Records from a dataset:
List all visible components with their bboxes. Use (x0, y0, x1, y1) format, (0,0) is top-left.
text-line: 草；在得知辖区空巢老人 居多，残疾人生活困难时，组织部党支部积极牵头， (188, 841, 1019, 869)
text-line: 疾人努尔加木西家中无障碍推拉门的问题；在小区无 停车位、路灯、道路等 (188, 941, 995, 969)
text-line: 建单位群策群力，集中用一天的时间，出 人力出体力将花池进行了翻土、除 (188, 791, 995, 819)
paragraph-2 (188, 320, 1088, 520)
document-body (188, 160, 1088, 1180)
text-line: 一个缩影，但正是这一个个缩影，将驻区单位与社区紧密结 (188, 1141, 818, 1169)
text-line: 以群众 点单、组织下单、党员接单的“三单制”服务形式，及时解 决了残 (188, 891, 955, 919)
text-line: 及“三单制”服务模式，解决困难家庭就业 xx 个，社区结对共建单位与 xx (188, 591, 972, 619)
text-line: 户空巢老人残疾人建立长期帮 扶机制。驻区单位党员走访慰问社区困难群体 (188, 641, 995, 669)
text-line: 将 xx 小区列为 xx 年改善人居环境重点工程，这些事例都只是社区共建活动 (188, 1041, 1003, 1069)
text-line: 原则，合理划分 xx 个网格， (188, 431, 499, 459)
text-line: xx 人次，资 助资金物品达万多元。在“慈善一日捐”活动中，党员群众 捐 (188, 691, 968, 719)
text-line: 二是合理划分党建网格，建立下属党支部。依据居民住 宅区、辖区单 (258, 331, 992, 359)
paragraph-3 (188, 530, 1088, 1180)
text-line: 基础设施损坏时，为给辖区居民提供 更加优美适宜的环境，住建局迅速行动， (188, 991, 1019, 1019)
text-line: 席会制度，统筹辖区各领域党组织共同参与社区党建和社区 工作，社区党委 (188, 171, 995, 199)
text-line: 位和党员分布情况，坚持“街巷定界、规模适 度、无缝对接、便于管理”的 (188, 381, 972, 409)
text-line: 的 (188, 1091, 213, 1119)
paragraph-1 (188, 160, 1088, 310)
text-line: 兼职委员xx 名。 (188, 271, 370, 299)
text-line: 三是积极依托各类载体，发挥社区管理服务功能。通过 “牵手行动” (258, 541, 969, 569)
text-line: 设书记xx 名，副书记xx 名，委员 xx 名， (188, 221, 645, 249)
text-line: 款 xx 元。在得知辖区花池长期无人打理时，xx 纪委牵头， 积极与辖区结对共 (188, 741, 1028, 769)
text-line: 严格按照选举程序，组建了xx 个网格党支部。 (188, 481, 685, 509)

▶ What the task asks:
Copy the rows word for word, starting at the beginning of the records and continuing through the line that contains "document-body (188, 160, 1088, 1180)", with both ends included.

▶ Written solution:
List all visible components with their bboxes. Use (x0, y0, x1, y1) format, (0,0) is top-left.
text-line: 草；在得知辖区空巢老人 居多，残疾人生活困难时，组织部党支部积极牵头， (188, 841, 1019, 869)
text-line: 疾人努尔加木西家中无障碍推拉门的问题；在小区无 停车位、路灯、道路等 (188, 941, 995, 969)
text-line: 建单位群策群力，集中用一天的时间，出 人力出体力将花池进行了翻土、除 (188, 791, 995, 819)
paragraph-2 (188, 320, 1088, 520)
document-body (188, 160, 1088, 1180)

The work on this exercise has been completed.